- **PROBLEM DESCRIPTION**
Repeat, exactly and in full, the lines of the listing below, but without any pictures.

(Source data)
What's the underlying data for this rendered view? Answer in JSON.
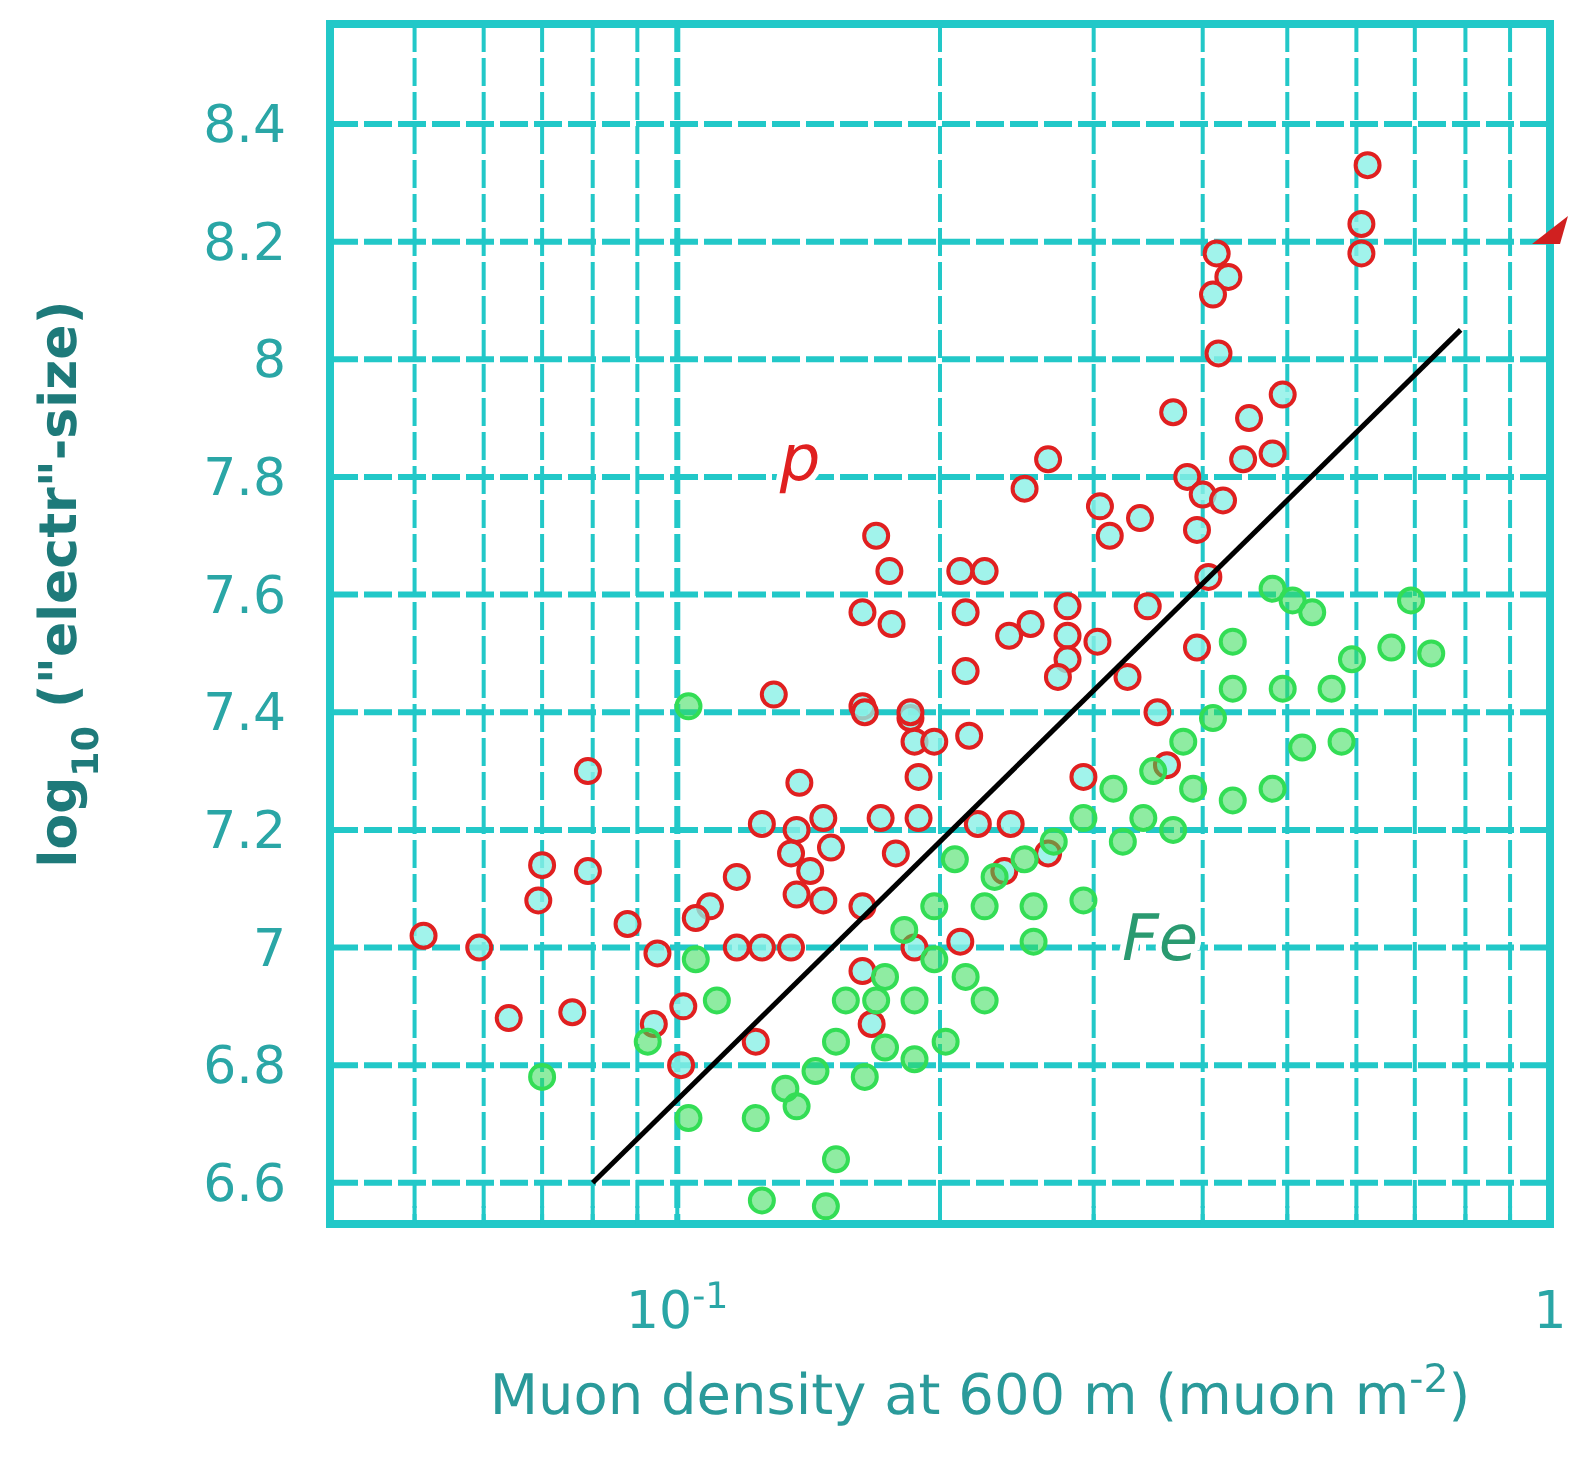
{
  "chart_data": {
    "type": "scatter",
    "xlabel": "Muon density at 600 m (muon m$^{-2}$)",
    "ylabel": "log$_{10}$ (\"electr\"-size)",
    "log": "x",
    "grid": true,
    "legend": false,
    "xlim": [
      0.04,
      1
    ],
    "ylim": [
      6.53,
      8.57
    ],
    "xticks": [
      {
        "value": 0.05,
        "label": null
      },
      {
        "value": 0.06,
        "label": null
      },
      {
        "value": 0.07,
        "label": null
      },
      {
        "value": 0.08,
        "label": null
      },
      {
        "value": 0.09,
        "label": null
      },
      {
        "value": 0.1,
        "label": "10$^{-1}$"
      },
      {
        "value": 0.2,
        "label": null
      },
      {
        "value": 0.3,
        "label": null
      },
      {
        "value": 0.4,
        "label": null
      },
      {
        "value": 0.5,
        "label": null
      },
      {
        "value": 0.6,
        "label": null
      },
      {
        "value": 0.7,
        "label": null
      },
      {
        "value": 0.8,
        "label": null
      },
      {
        "value": 0.9,
        "label": null
      },
      1
    ],
    "yticks": [
      6.6,
      6.8,
      7,
      7.2,
      7.4,
      7.6,
      7.8,
      8,
      8.2,
      8.4
    ],
    "series": [
      {
        "name": "p",
        "marker": "circle",
        "color": "#e02020",
        "x": [
          0.0512,
          0.0593,
          0.0641,
          0.0758,
          0.07,
          0.0693,
          0.079,
          0.079,
          0.0877,
          0.0949,
          0.1016,
          0.094,
          0.101,
          0.123,
          0.129,
          0.163,
          0.169,
          0.175,
          0.163,
          0.176,
          0.185,
          0.187,
          0.197,
          0.189,
          0.138,
          0.125,
          0.137,
          0.147,
          0.15,
          0.135,
          0.142,
          0.117,
          0.109,
          0.105,
          0.137,
          0.147,
          0.163,
          0.117,
          0.125,
          0.135,
          0.171,
          0.189,
          0.178,
          0.163,
          0.167,
          0.187,
          0.618,
          0.608,
          0.608,
          0.415,
          0.428,
          0.411,
          0.417,
          0.37,
          0.452,
          0.494,
          0.445,
          0.481,
          0.384,
          0.4,
          0.422,
          0.394,
          0.406,
          0.305,
          0.339,
          0.313,
          0.266,
          0.25,
          0.211,
          0.225,
          0.214,
          0.24,
          0.254,
          0.28,
          0.28,
          0.303,
          0.28,
          0.273,
          0.328,
          0.346,
          0.394,
          0.214,
          0.185,
          0.216,
          0.237,
          0.266,
          0.221,
          0.241,
          0.364,
          0.355,
          0.292,
          0.211,
          0.164
        ],
        "values": [
          7.02,
          7.0,
          6.88,
          6.89,
          7.14,
          7.08,
          7.13,
          7.3,
          7.04,
          6.99,
          6.9,
          6.87,
          6.8,
          6.84,
          7.43,
          7.41,
          7.7,
          7.64,
          7.57,
          7.55,
          7.39,
          7.35,
          7.35,
          7.29,
          7.28,
          7.21,
          7.2,
          7.22,
          7.17,
          7.16,
          7.13,
          7.12,
          7.07,
          7.05,
          7.09,
          7.08,
          7.07,
          7.0,
          7.0,
          7.0,
          7.22,
          7.22,
          7.16,
          6.96,
          6.87,
          7.0,
          8.33,
          8.23,
          8.18,
          8.18,
          8.14,
          8.11,
          8.01,
          7.91,
          7.9,
          7.94,
          7.83,
          7.84,
          7.8,
          7.77,
          7.76,
          7.71,
          7.63,
          7.75,
          7.73,
          7.7,
          7.83,
          7.78,
          7.64,
          7.64,
          7.57,
          7.53,
          7.55,
          7.58,
          7.53,
          7.52,
          7.49,
          7.46,
          7.46,
          7.58,
          7.51,
          7.47,
          7.4,
          7.36,
          7.13,
          7.16,
          7.21,
          7.21,
          7.31,
          7.4,
          7.29,
          7.01,
          7.4
        ]
      },
      {
        "name": "Fe",
        "marker": "circle",
        "color": "#33dd55",
        "x": [
          0.481,
          0.534,
          0.507,
          0.433,
          0.593,
          0.658,
          0.562,
          0.494,
          0.433,
          0.577,
          0.52,
          0.411,
          0.38,
          0.351,
          0.316,
          0.292,
          0.27,
          0.25,
          0.231,
          0.324,
          0.342,
          0.39,
          0.37,
          0.208,
          0.225,
          0.197,
          0.182,
          0.197,
          0.173,
          0.169,
          0.156,
          0.187,
          0.214,
          0.152,
          0.173,
          0.144,
          0.133,
          0.123,
          0.137,
          0.164,
          0.187,
          0.203,
          0.152,
          0.148,
          0.125,
          0.103,
          0.07,
          0.0925,
          0.105,
          0.111,
          0.225,
          0.256,
          0.256,
          0.292,
          0.433,
          0.481,
          0.103,
          0.693,
          0.731
        ],
        "values": [
          7.61,
          7.57,
          7.59,
          7.52,
          7.49,
          7.51,
          7.44,
          7.44,
          7.44,
          7.35,
          7.34,
          7.39,
          7.35,
          7.3,
          7.27,
          7.22,
          7.18,
          7.15,
          7.12,
          7.18,
          7.22,
          7.27,
          7.2,
          7.15,
          7.07,
          7.07,
          7.03,
          6.98,
          6.95,
          6.91,
          6.91,
          6.91,
          6.95,
          6.84,
          6.83,
          6.79,
          6.76,
          6.71,
          6.73,
          6.78,
          6.81,
          6.84,
          6.64,
          6.56,
          6.57,
          6.71,
          6.78,
          6.84,
          6.98,
          6.91,
          6.91,
          7.01,
          7.07,
          7.08,
          7.25,
          7.27,
          7.41,
          7.59,
          7.5
        ]
      },
      {
        "type": "line",
        "marker": "none",
        "color": "#000000",
        "x": [
          0.08,
          0.79
        ],
        "values": [
          6.6,
          8.05
        ]
      }
    ]
  }
}
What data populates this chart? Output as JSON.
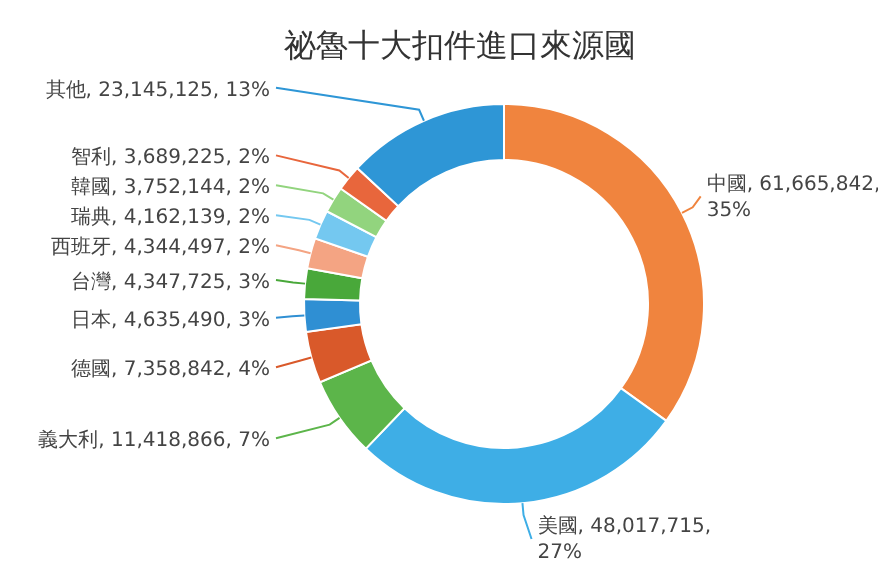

- **FINISHED EXERCISE**
What's the underlying data for this rendered view? Answer in JSON.
{
  "chart_data": {
    "type": "scatter",
    "xlabel": "Muon density at 600 m (muon m$^{-2}$)",
    "ylabel": "log$_{10}$ (\"electr\"-size)",
    "log": "x",
    "grid": true,
    "legend": false,
    "xlim": [
      0.04,
      1
    ],
    "ylim": [
      6.53,
      8.57
    ],
    "xticks": [
      {
        "value": 0.05,
        "label": null
      },
      {
        "value": 0.06,
        "label": null
      },
      {
        "value": 0.07,
        "label": null
      },
      {
        "value": 0.08,
        "label": null
      },
      {
        "value": 0.09,
        "label": null
      },
      {
        "value": 0.1,
        "label": "10$^{-1}$"
      },
      {
        "value": 0.2,
        "label": null
      },
      {
        "value": 0.3,
        "label": null
      },
      {
        "value": 0.4,
        "label": null
      },
      {
        "value": 0.5,
        "label": null
      },
      {
        "value": 0.6,
        "label": null
      },
      {
        "value": 0.7,
        "label": null
      },
      {
        "value": 0.8,
        "label": null
      },
      {
        "value": 0.9,
        "label": null
      },
      1
    ],
    "yticks": [
      6.6,
      6.8,
      7,
      7.2,
      7.4,
      7.6,
      7.8,
      8,
      8.2,
      8.4
    ],
    "series": [
      {
        "name": "p",
        "marker": "circle",
        "color": "#e02020",
        "x": [
          0.0512,
          0.0593,
          0.0641,
          0.0758,
          0.07,
          0.0693,
          0.079,
          0.079,
          0.0877,
          0.0949,
          0.1016,
          0.094,
          0.101,
          0.123,
          0.129,
          0.163,
          0.169,
          0.175,
          0.163,
          0.176,
          0.185,
          0.187,
          0.197,
          0.189,
          0.138,
          0.125,
          0.137,
          0.147,
          0.15,
          0.135,
          0.142,
          0.117,
          0.109,
          0.105,
          0.137,
          0.147,
          0.163,
          0.117,
          0.125,
          0.135,
          0.171,
          0.189,
          0.178,
          0.163,
          0.167,
          0.187,
          0.618,
          0.608,
          0.608,
          0.415,
          0.428,
          0.411,
          0.417,
          0.37,
          0.452,
          0.494,
          0.445,
          0.481,
          0.384,
          0.4,
          0.422,
          0.394,
          0.406,
          0.305,
          0.339,
          0.313,
          0.266,
          0.25,
          0.211,
          0.225,
          0.214,
          0.24,
          0.254,
          0.28,
          0.28,
          0.303,
          0.28,
          0.273,
          0.328,
          0.346,
          0.394,
          0.214,
          0.185,
          0.216,
          0.237,
          0.266,
          0.221,
          0.241,
          0.364,
          0.355,
          0.292,
          0.211,
          0.164
        ],
        "values": [
          7.02,
          7.0,
          6.88,
          6.89,
          7.14,
          7.08,
          7.13,
          7.3,
          7.04,
          6.99,
          6.9,
          6.87,
          6.8,
          6.84,
          7.43,
          7.41,
          7.7,
          7.64,
          7.57,
          7.55,
          7.39,
          7.35,
          7.35,
          7.29,
          7.28,
          7.21,
          7.2,
          7.22,
          7.17,
          7.16,
          7.13,
          7.12,
          7.07,
          7.05,
          7.09,
          7.08,
          7.07,
          7.0,
          7.0,
          7.0,
          7.22,
          7.22,
          7.16,
          6.96,
          6.87,
          7.0,
          8.33,
          8.23,
          8.18,
          8.18,
          8.14,
          8.11,
          8.01,
          7.91,
          7.9,
          7.94,
          7.83,
          7.84,
          7.8,
          7.77,
          7.76,
          7.71,
          7.63,
          7.75,
          7.73,
          7.7,
          7.83,
          7.78,
          7.64,
          7.64,
          7.57,
          7.53,
          7.55,
          7.58,
          7.53,
          7.52,
          7.49,
          7.46,
          7.46,
          7.58,
          7.51,
          7.47,
          7.4,
          7.36,
          7.13,
          7.16,
          7.21,
          7.21,
          7.31,
          7.4,
          7.29,
          7.01,
          7.4
        ]
      },
      {
        "name": "Fe",
        "marker": "circle",
        "color": "#33dd55",
        "x": [
          0.481,
          0.534,
          0.507,
          0.433,
          0.593,
          0.658,
          0.562,
          0.494,
          0.433,
          0.577,
          0.52,
          0.411,
          0.38,
          0.351,
          0.316,
          0.292,
          0.27,
          0.25,
          0.231,
          0.324,
          0.342,
          0.39,
          0.37,
          0.208,
          0.225,
          0.197,
          0.182,
          0.197,
          0.173,
          0.169,
          0.156,
          0.187,
          0.214,
          0.152,
          0.173,
          0.144,
          0.133,
          0.123,
          0.137,
          0.164,
          0.187,
          0.203,
          0.152,
          0.148,
          0.125,
          0.103,
          0.07,
          0.0925,
          0.105,
          0.111,
          0.225,
          0.256,
          0.256,
          0.292,
          0.433,
          0.481,
          0.103,
          0.693,
          0.731
        ],
        "values": [
          7.61,
          7.57,
          7.59,
          7.52,
          7.49,
          7.51,
          7.44,
          7.44,
          7.44,
          7.35,
          7.34,
          7.39,
          7.35,
          7.3,
          7.27,
          7.22,
          7.18,
          7.15,
          7.12,
          7.18,
          7.22,
          7.27,
          7.2,
          7.15,
          7.07,
          7.07,
          7.03,
          6.98,
          6.95,
          6.91,
          6.91,
          6.91,
          6.95,
          6.84,
          6.83,
          6.79,
          6.76,
          6.71,
          6.73,
          6.78,
          6.81,
          6.84,
          6.64,
          6.56,
          6.57,
          6.71,
          6.78,
          6.84,
          6.98,
          6.91,
          6.91,
          7.01,
          7.07,
          7.08,
          7.25,
          7.27,
          7.41,
          7.59,
          7.5
        ]
      },
      {
        "type": "line",
        "marker": "none",
        "color": "#000000",
        "x": [
          0.08,
          0.79
        ],
        "values": [
          6.6,
          8.05
        ]
      }
    ]
  }
}
What data populates this chart? Output as JSON.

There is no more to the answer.